======== Working data ========

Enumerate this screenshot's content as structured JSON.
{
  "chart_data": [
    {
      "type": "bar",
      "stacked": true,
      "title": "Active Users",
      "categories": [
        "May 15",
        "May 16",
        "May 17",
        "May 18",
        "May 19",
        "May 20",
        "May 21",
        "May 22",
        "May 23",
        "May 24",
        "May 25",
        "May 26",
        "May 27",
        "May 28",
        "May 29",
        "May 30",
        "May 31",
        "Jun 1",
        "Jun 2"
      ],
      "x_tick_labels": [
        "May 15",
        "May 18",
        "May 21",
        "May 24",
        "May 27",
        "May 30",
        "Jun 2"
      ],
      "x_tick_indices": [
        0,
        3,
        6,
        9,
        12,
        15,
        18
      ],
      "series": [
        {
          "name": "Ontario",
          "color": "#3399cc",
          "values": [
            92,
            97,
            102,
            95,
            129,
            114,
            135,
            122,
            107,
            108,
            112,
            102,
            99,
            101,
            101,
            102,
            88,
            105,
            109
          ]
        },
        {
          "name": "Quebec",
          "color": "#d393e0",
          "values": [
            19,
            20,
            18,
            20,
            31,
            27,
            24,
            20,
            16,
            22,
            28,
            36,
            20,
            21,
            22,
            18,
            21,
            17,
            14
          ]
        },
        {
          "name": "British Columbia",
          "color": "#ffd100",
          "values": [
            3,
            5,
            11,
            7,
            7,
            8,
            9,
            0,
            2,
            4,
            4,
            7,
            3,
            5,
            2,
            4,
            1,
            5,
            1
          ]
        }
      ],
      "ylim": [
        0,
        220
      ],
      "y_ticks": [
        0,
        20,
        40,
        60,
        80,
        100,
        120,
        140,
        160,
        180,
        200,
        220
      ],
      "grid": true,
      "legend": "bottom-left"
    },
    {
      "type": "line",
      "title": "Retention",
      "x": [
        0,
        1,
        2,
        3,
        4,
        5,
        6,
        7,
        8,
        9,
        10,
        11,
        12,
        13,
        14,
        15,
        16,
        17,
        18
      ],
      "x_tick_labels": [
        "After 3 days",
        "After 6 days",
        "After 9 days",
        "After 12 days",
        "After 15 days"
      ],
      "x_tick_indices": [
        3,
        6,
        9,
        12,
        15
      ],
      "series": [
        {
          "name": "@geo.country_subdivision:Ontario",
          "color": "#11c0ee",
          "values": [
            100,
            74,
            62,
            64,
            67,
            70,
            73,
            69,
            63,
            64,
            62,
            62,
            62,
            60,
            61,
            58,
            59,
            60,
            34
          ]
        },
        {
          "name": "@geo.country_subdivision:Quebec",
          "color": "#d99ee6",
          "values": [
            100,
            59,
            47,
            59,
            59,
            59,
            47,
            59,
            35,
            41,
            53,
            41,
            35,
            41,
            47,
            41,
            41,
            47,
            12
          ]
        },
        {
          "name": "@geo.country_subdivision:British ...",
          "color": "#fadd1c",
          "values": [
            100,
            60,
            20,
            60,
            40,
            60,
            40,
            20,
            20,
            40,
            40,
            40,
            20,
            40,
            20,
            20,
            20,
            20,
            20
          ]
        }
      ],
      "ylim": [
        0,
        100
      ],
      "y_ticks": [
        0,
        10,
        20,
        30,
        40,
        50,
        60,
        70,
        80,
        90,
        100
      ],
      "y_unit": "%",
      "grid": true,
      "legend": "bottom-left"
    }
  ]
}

========

**Short exercise:**
Extract all of the data exactly as written.

**Task result:**
Enumerate this screenshot's content as structured JSON.
{
  "chart_data": [
    {
      "type": "bar",
      "stacked": true,
      "title": "Active Users",
      "categories": [
        "May 15",
        "May 16",
        "May 17",
        "May 18",
        "May 19",
        "May 20",
        "May 21",
        "May 22",
        "May 23",
        "May 24",
        "May 25",
        "May 26",
        "May 27",
        "May 28",
        "May 29",
        "May 30",
        "May 31",
        "Jun 1",
        "Jun 2"
      ],
      "x_tick_labels": [
        "May 15",
        "May 18",
        "May 21",
        "May 24",
        "May 27",
        "May 30",
        "Jun 2"
      ],
      "x_tick_indices": [
        0,
        3,
        6,
        9,
        12,
        15,
        18
      ],
      "series": [
        {
          "name": "Ontario",
          "color": "#3399cc",
          "values": [
            92,
            97,
            102,
            95,
            129,
            114,
            135,
            122,
            107,
            108,
            112,
            102,
            99,
            101,
            101,
            102,
            88,
            105,
            109
          ]
        },
        {
          "name": "Quebec",
          "color": "#d393e0",
          "values": [
            19,
            20,
            18,
            20,
            31,
            27,
            24,
            20,
            16,
            22,
            28,
            36,
            20,
            21,
            22,
            18,
            21,
            17,
            14
          ]
        },
        {
          "name": "British Columbia",
          "color": "#ffd100",
          "values": [
            3,
            5,
            11,
            7,
            7,
            8,
            9,
            0,
            2,
            4,
            4,
            7,
            3,
            5,
            2,
            4,
            1,
            5,
            1
          ]
        }
      ],
      "ylim": [
        0,
        220
      ],
      "y_ticks": [
        0,
        20,
        40,
        60,
        80,
        100,
        120,
        140,
        160,
        180,
        200,
        220
      ],
      "grid": true,
      "legend": "bottom-left"
    },
    {
      "type": "line",
      "title": "Retention",
      "x": [
        0,
        1,
        2,
        3,
        4,
        5,
        6,
        7,
        8,
        9,
        10,
        11,
        12,
        13,
        14,
        15,
        16,
        17,
        18
      ],
      "x_tick_labels": [
        "After 3 days",
        "After 6 days",
        "After 9 days",
        "After 12 days",
        "After 15 days"
      ],
      "x_tick_indices": [
        3,
        6,
        9,
        12,
        15
      ],
      "series": [
        {
          "name": "@geo.country_subdivision:Ontario",
          "color": "#11c0ee",
          "values": [
            100,
            74,
            62,
            64,
            67,
            70,
            73,
            69,
            63,
            64,
            62,
            62,
            62,
            60,
            61,
            58,
            59,
            60,
            34
          ]
        },
        {
          "name": "@geo.country_subdivision:Quebec",
          "color": "#d99ee6",
          "values": [
            100,
            59,
            47,
            59,
            59,
            59,
            47,
            59,
            35,
            41,
            53,
            41,
            35,
            41,
            47,
            41,
            41,
            47,
            12
          ]
        },
        {
          "name": "@geo.country_subdivision:British ...",
          "color": "#fadd1c",
          "values": [
            100,
            60,
            20,
            60,
            40,
            60,
            40,
            20,
            20,
            40,
            40,
            40,
            20,
            40,
            20,
            20,
            20,
            20,
            20
          ]
        }
      ],
      "ylim": [
        0,
        100
      ],
      "y_ticks": [
        0,
        10,
        20,
        30,
        40,
        50,
        60,
        70,
        80,
        90,
        100
      ],
      "y_unit": "%",
      "grid": true,
      "legend": "bottom-left"
    }
  ]
}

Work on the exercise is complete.